= Work required =
State the number of lines that hold the string "hvad", with nothing added.

= Records for this task =
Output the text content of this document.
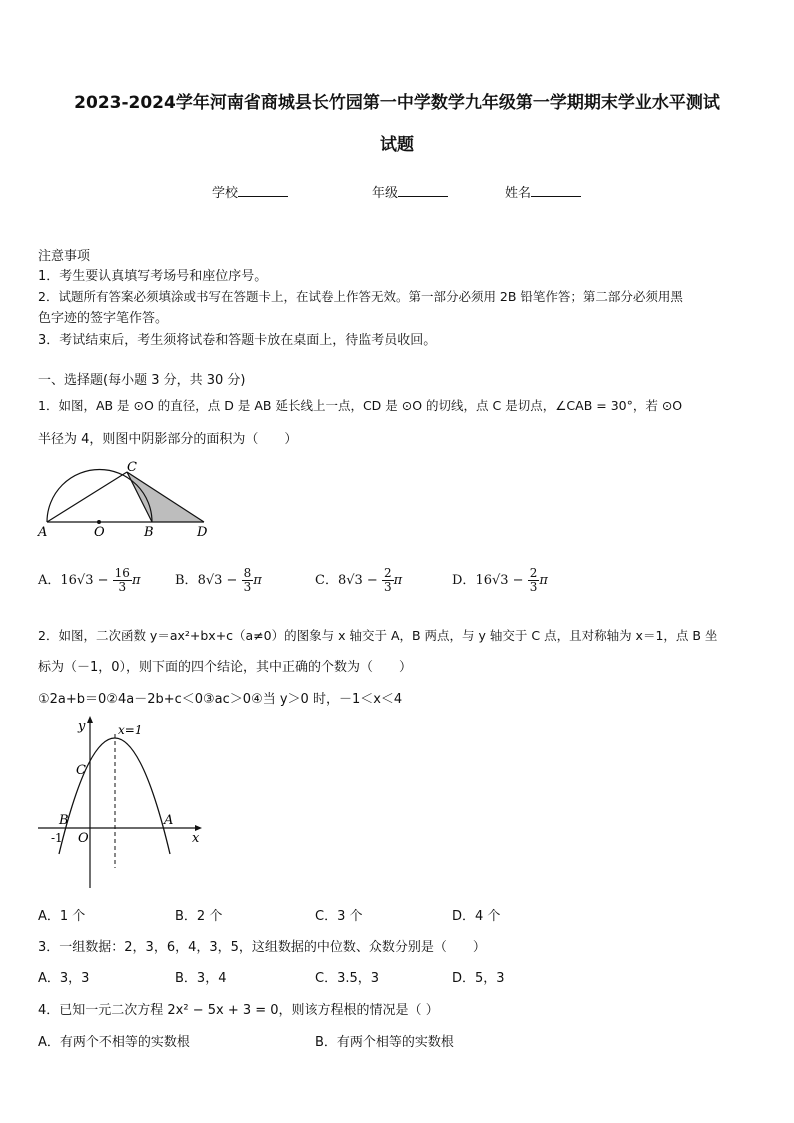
2023-2024学年河南省商城县长竹园第一中学数学九年级第一学期期末学业水平测试
试题
学校	年级	姓名
注意事项
1．考生要认真填写考场号和座位序号。
2．试题所有答案必须填涂或书写在答题卡上，在试卷上作答无效。第一部分必须用 2B 铅笔作答；第二部分必须用黑
色字迹的签字笔作答。
3．考试结束后，考生须将试卷和答题卡放在桌面上，待监考员收回。
一、选择题(每小题 3 分，共 30 分)
1．如图，AB 是 ⊙O 的直径，点 D 是 AB 延长线上一点，CD 是 ⊙O 的切线，点 C 是切点，∠CAB = 30°，若 ⊙O
半径为 4，则图中阴影部分的面积为（　　）
A	O	B
C
D
A．$16√3 - \frac{16}{3}$ π	B．$8√3 - \frac{8}{3}$ π	C．$8√3 - \frac{2}{3}$ π	D．$16√3 - \frac{2}{3}$ π
2．如图，二次函数 y＝ax²+bx+c（a≠0）的图象与 x 轴交于 A，B 两点，与 y 轴交于 C 点，且对称轴为 x＝1，点 B 坐
标为（－1，0），则下面的四个结论，其中正确的个数为（　　）
①2a+b＝0②4a－2b+c＜0③ac＞0④当 y＞0 时，－1＜x＜4
y
x
x=1
C
B	A
-1 O
A．1 个	B．2 个	C．3 个	D．4 个
3．一组数据：2，3，6，4，3，5，这组数据的中位数、众数分别是（　　）
A．3，3	B．3，4	C．3.5，3	D．5，3
4．已知一元二次方程 2x² − 5x + 3 = 0，则该方程根的情况是（ ）
A．有两个不相等的实数根	B．有两个相等的实数根
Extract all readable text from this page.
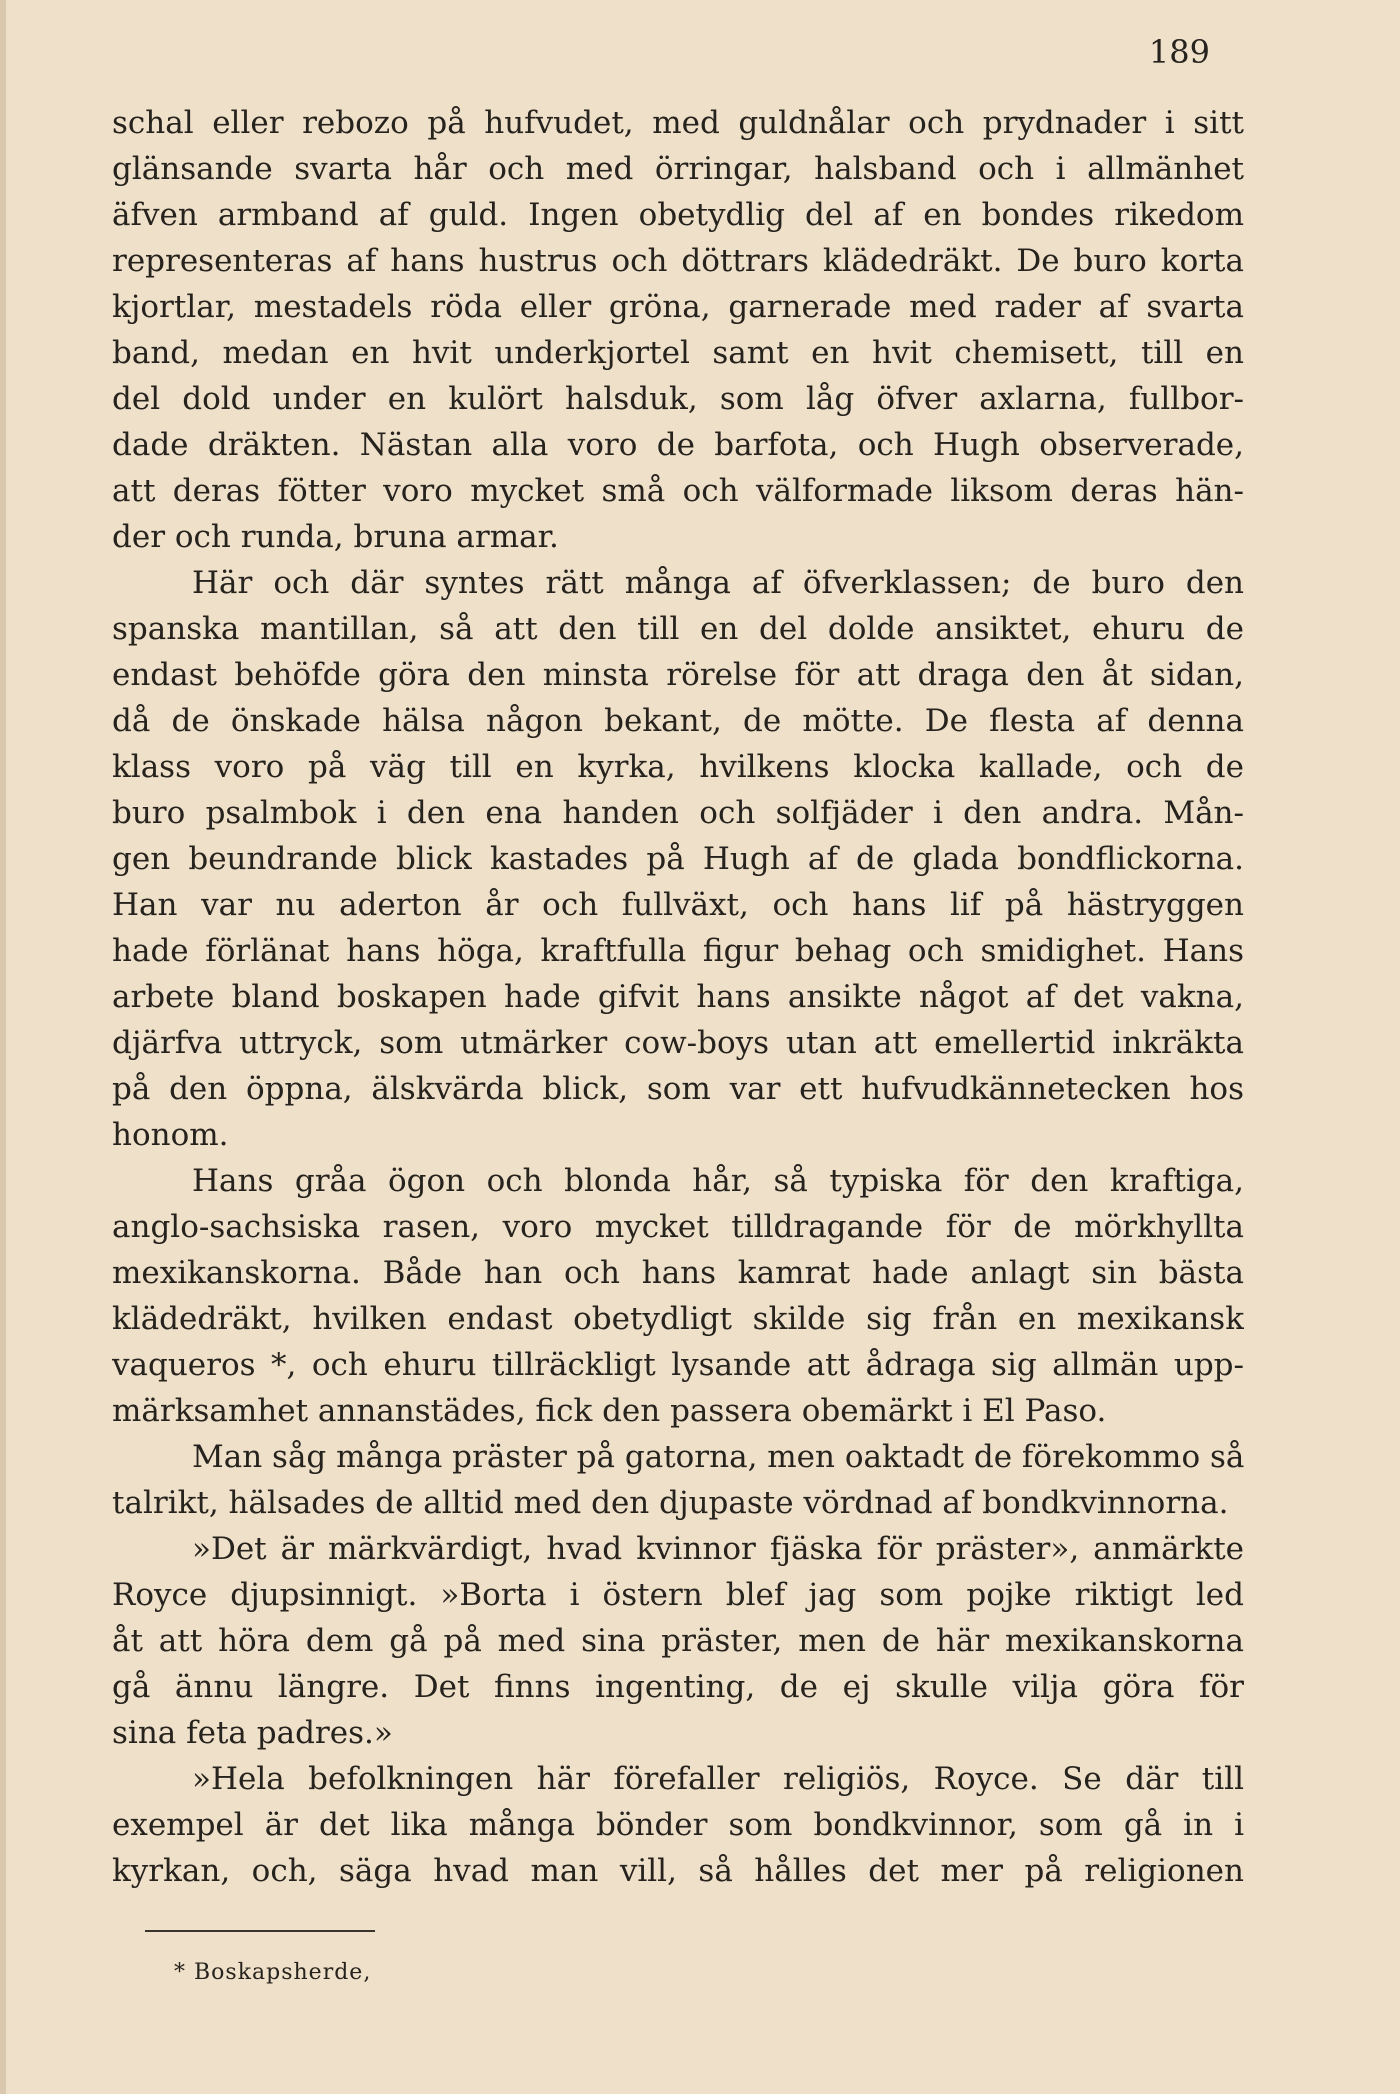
189
schal eller rebozo på hufvudet, med guldnålar och prydnader i sitt
glänsande svarta hår och med örringar, halsband och i allmänhet
äfven armband af guld. Ingen obetydlig del af en bondes rikedom
representeras af hans hustrus och döttrars klädedräkt. De buro korta
kjortlar, mestadels röda eller gröna, garnerade med rader af svarta
band, medan en hvit underkjortel samt en hvit chemisett, till en
del dold under en kulört halsduk, som låg öfver axlarna, fullbor-
dade dräkten. Nästan alla voro de barfota, och Hugh observerade,
att deras fötter voro mycket små och välformade liksom deras hän-
der och runda, bruna armar.
Här och där syntes rätt många af öfverklassen; de buro den
spanska mantillan, så att den till en del dolde ansiktet, ehuru de
endast behöfde göra den minsta rörelse för att draga den åt sidan,
då de önskade hälsa någon bekant, de mötte. De flesta af denna
klass voro på väg till en kyrka, hvilkens klocka kallade, och de
buro psalmbok i den ena handen och solfjäder i den andra. Mån-
gen beundrande blick kastades på Hugh af de glada bondflickorna.
Han var nu aderton år och fullväxt, och hans lif på hästryggen
hade förlänat hans höga, kraftfulla figur behag och smidighet. Hans
arbete bland boskapen hade gifvit hans ansikte något af det vakna,
djärfva uttryck, som utmärker cow-boys utan att emellertid inkräkta
på den öppna, älskvärda blick, som var ett hufvudkännetecken hos
honom.
Hans gråa ögon och blonda hår, så typiska för den kraftiga,
anglo-sachsiska rasen, voro mycket tilldragande för de mörkhyllta
mexikanskorna. Både han och hans kamrat hade anlagt sin bästa
klädedräkt, hvilken endast obetydligt skilde sig från en mexikansk
vaqueros *, och ehuru tillräckligt lysande att ådraga sig allmän upp-
märksamhet annanstädes, fick den passera obemärkt i El Paso.
Man såg många präster på gatorna, men oaktadt de förekommo så
talrikt, hälsades de alltid med den djupaste vördnad af bondkvinnorna.
»Det är märkvärdigt, hvad kvinnor fjäska för präster», anmärkte
Royce djupsinnigt. »Borta i östern blef jag som pojke riktigt led
åt att höra dem gå på med sina präster, men de här mexikanskorna
gå ännu längre. Det finns ingenting, de ej skulle vilja göra för
sina feta padres.»
»Hela befolkningen här förefaller religiös, Royce. Se där till
exempel är det lika många bönder som bondkvinnor, som gå in i
kyrkan, och, säga hvad man vill, så hålles det mer på religionen
* Boskapsherde,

= Exercise result =
2